Data entries
········
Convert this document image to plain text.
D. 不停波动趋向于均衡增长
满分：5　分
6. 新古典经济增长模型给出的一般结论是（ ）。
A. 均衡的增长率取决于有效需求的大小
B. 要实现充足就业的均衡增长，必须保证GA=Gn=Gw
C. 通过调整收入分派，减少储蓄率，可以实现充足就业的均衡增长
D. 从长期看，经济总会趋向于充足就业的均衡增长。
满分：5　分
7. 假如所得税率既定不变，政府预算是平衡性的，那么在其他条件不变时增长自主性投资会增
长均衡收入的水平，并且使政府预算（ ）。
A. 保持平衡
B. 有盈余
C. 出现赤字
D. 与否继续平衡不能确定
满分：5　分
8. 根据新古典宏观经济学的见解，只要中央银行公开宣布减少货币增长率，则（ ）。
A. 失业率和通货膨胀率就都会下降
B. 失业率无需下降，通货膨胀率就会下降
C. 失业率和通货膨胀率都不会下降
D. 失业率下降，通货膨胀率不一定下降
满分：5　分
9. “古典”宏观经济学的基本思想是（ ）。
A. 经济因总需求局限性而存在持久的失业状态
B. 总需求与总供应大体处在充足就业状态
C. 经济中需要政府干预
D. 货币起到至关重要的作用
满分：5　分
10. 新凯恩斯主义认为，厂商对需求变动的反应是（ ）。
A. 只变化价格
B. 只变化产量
········
WHAT IS REQUIRED.
Exactly reproduce every record.

REPLY TO THE EXERCISE.
Convert this document image to plain text.
D. 不停波动趋向于均衡增长
满分：5　分
6. 新古典经济增长模型给出的一般结论是（ ）。
A. 均衡的增长率取决于有效需求的大小
B. 要实现充足就业的均衡增长，必须保证GA=Gn=Gw
C. 通过调整收入分派，减少储蓄率，可以实现充足就业的均衡增长
D. 从长期看，经济总会趋向于充足就业的均衡增长。
满分：5　分
7. 假如所得税率既定不变，政府预算是平衡性的，那么在其他条件不变时增长自主性投资会增
长均衡收入的水平，并且使政府预算（ ）。
A. 保持平衡
B. 有盈余
C. 出现赤字
D. 与否继续平衡不能确定
满分：5　分
8. 根据新古典宏观经济学的见解，只要中央银行公开宣布减少货币增长率，则（ ）。
A. 失业率和通货膨胀率就都会下降
B. 失业率无需下降，通货膨胀率就会下降
C. 失业率和通货膨胀率都不会下降
D. 失业率下降，通货膨胀率不一定下降
满分：5　分
9. “古典”宏观经济学的基本思想是（ ）。
A. 经济因总需求局限性而存在持久的失业状态
B. 总需求与总供应大体处在充足就业状态
C. 经济中需要政府干预
D. 货币起到至关重要的作用
满分：5　分
10. 新凯恩斯主义认为，厂商对需求变动的反应是（ ）。
A. 只变化价格
B. 只变化产量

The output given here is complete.